Data extracted from a collection
______________________________
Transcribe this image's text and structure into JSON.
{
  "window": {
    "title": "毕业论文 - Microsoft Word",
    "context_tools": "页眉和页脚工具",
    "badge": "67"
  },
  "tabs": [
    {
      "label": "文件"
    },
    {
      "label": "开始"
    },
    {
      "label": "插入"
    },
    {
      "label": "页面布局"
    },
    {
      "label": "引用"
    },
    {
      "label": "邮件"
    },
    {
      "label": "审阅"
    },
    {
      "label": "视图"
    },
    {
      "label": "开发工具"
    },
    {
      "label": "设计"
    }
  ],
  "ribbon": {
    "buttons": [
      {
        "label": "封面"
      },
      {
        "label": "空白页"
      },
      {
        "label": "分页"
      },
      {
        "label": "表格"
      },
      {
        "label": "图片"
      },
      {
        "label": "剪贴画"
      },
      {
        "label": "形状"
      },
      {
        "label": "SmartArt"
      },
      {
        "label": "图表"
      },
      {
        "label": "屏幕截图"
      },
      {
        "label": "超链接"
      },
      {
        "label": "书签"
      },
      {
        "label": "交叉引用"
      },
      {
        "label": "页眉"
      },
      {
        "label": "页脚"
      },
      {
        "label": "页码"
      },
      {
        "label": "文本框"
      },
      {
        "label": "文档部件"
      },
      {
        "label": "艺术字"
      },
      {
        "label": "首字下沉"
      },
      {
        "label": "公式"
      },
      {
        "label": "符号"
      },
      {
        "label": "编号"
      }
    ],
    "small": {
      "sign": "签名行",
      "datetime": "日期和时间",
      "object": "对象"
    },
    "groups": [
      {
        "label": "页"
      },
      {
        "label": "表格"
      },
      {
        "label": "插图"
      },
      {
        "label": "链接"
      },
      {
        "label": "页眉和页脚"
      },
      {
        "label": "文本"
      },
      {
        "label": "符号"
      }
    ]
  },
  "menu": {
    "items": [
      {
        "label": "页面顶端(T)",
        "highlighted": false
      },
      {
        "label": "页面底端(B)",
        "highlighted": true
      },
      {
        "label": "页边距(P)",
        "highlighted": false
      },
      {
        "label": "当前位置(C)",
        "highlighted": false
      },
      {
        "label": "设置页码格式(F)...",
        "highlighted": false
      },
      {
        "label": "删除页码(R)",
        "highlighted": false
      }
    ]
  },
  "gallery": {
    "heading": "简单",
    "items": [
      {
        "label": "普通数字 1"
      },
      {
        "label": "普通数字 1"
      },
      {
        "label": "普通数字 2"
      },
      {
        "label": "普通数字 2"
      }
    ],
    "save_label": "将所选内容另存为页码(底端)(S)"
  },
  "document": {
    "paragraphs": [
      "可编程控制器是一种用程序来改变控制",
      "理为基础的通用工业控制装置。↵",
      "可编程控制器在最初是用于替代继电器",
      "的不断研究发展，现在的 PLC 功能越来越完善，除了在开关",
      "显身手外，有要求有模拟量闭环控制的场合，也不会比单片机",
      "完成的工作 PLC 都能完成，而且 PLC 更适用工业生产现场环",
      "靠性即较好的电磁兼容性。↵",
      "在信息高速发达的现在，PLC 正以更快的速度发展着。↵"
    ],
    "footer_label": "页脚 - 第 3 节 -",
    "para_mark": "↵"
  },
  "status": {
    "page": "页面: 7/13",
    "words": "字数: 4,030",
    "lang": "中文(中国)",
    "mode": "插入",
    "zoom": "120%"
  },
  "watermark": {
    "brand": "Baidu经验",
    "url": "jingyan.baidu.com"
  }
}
______________________________
(GIVEN REQUEST) Restate the whole listing exactly, leaving out nothing.

(ANSWER IN FULL)
Transcribe this image's text and structure into JSON.
{
  "window": {
    "title": "毕业论文 - Microsoft Word",
    "context_tools": "页眉和页脚工具",
    "badge": "67"
  },
  "tabs": [
    {
      "label": "文件"
    },
    {
      "label": "开始"
    },
    {
      "label": "插入"
    },
    {
      "label": "页面布局"
    },
    {
      "label": "引用"
    },
    {
      "label": "邮件"
    },
    {
      "label": "审阅"
    },
    {
      "label": "视图"
    },
    {
      "label": "开发工具"
    },
    {
      "label": "设计"
    }
  ],
  "ribbon": {
    "buttons": [
      {
        "label": "封面"
      },
      {
        "label": "空白页"
      },
      {
        "label": "分页"
      },
      {
        "label": "表格"
      },
      {
        "label": "图片"
      },
      {
        "label": "剪贴画"
      },
      {
        "label": "形状"
      },
      {
        "label": "SmartArt"
      },
      {
        "label": "图表"
      },
      {
        "label": "屏幕截图"
      },
      {
        "label": "超链接"
      },
      {
        "label": "书签"
      },
      {
        "label": "交叉引用"
      },
      {
        "label": "页眉"
      },
      {
        "label": "页脚"
      },
      {
        "label": "页码"
      },
      {
        "label": "文本框"
      },
      {
        "label": "文档部件"
      },
      {
        "label": "艺术字"
      },
      {
        "label": "首字下沉"
      },
      {
        "label": "公式"
      },
      {
        "label": "符号"
      },
      {
        "label": "编号"
      }
    ],
    "small": {
      "sign": "签名行",
      "datetime": "日期和时间",
      "object": "对象"
    },
    "groups": [
      {
        "label": "页"
      },
      {
        "label": "表格"
      },
      {
        "label": "插图"
      },
      {
        "label": "链接"
      },
      {
        "label": "页眉和页脚"
      },
      {
        "label": "文本"
      },
      {
        "label": "符号"
      }
    ]
  },
  "menu": {
    "items": [
      {
        "label": "页面顶端(T)",
        "highlighted": false
      },
      {
        "label": "页面底端(B)",
        "highlighted": true
      },
      {
        "label": "页边距(P)",
        "highlighted": false
      },
      {
        "label": "当前位置(C)",
        "highlighted": false
      },
      {
        "label": "设置页码格式(F)...",
        "highlighted": false
      },
      {
        "label": "删除页码(R)",
        "highlighted": false
      }
    ]
  },
  "gallery": {
    "heading": "简单",
    "items": [
      {
        "label": "普通数字 1"
      },
      {
        "label": "普通数字 1"
      },
      {
        "label": "普通数字 2"
      },
      {
        "label": "普通数字 2"
      }
    ],
    "save_label": "将所选内容另存为页码(底端)(S)"
  },
  "document": {
    "paragraphs": [
      "可编程控制器是一种用程序来改变控制",
      "理为基础的通用工业控制装置。↵",
      "可编程控制器在最初是用于替代继电器",
      "的不断研究发展，现在的 PLC 功能越来越完善，除了在开关",
      "显身手外，有要求有模拟量闭环控制的场合，也不会比单片机",
      "完成的工作 PLC 都能完成，而且 PLC 更适用工业生产现场环",
      "靠性即较好的电磁兼容性。↵",
      "在信息高速发达的现在，PLC 正以更快的速度发展着。↵"
    ],
    "footer_label": "页脚 - 第 3 节 -",
    "para_mark": "↵"
  },
  "status": {
    "page": "页面: 7/13",
    "words": "字数: 4,030",
    "lang": "中文(中国)",
    "mode": "插入",
    "zoom": "120%"
  },
  "watermark": {
    "brand": "Baidu经验",
    "url": "jingyan.baidu.com"
  }
}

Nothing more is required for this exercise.